Look through the data below and report how many lines include "grid". Only the number should be given.

****

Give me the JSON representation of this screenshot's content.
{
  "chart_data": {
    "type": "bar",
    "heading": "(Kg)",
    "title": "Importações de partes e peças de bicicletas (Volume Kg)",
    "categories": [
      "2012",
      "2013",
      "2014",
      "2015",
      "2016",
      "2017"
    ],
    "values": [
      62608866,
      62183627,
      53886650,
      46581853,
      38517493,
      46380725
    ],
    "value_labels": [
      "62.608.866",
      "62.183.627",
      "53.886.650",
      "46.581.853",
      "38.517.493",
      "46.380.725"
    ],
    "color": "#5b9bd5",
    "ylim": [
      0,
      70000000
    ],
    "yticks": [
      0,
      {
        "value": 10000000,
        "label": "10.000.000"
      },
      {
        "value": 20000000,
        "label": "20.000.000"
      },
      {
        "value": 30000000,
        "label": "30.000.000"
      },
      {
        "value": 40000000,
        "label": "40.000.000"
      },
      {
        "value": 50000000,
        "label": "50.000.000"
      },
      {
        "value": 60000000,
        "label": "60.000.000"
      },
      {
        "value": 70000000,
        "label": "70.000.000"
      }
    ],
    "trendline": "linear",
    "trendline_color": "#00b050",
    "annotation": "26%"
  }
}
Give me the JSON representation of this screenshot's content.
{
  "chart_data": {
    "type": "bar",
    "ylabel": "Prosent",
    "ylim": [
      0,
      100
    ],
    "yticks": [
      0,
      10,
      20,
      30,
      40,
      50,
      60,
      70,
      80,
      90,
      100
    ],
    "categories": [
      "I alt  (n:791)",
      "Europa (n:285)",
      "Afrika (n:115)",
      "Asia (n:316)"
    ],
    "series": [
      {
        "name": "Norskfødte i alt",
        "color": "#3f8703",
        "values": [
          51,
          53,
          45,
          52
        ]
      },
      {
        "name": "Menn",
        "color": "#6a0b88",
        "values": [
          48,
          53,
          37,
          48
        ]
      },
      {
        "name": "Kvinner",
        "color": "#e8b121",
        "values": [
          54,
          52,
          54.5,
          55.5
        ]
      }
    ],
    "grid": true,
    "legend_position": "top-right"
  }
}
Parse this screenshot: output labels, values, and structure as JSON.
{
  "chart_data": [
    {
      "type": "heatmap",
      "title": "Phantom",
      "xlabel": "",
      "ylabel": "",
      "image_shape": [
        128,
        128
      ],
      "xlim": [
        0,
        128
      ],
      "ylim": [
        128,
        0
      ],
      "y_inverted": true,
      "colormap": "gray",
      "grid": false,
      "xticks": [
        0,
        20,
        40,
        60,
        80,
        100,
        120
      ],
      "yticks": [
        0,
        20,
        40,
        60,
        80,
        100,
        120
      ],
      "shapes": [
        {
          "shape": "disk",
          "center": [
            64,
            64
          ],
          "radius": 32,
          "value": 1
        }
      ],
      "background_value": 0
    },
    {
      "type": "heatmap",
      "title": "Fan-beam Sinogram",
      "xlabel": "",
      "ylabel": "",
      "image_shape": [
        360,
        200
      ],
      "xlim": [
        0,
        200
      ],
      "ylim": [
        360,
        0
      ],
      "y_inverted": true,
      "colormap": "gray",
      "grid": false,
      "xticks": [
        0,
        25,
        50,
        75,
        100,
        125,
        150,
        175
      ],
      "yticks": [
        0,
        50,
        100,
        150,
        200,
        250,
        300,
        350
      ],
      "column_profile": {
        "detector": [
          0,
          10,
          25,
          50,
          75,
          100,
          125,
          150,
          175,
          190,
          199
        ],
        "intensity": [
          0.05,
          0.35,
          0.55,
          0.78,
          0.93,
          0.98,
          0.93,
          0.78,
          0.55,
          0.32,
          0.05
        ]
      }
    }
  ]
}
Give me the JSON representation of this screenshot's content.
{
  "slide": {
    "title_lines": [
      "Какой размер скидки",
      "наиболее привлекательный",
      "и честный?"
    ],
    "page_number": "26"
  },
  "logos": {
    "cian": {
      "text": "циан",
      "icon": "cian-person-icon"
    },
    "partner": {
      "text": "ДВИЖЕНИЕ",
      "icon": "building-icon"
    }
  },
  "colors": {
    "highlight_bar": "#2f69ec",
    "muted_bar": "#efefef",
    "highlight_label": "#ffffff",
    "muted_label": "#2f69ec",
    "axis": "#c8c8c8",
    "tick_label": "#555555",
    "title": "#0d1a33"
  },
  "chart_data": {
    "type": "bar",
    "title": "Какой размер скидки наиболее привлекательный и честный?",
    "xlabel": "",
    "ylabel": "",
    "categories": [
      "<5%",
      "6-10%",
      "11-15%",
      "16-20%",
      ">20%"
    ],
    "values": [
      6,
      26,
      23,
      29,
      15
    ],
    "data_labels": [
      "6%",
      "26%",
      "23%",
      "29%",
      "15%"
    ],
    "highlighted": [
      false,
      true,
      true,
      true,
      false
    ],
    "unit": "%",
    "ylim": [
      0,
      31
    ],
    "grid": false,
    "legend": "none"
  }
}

****

• **Solved exercise**: 4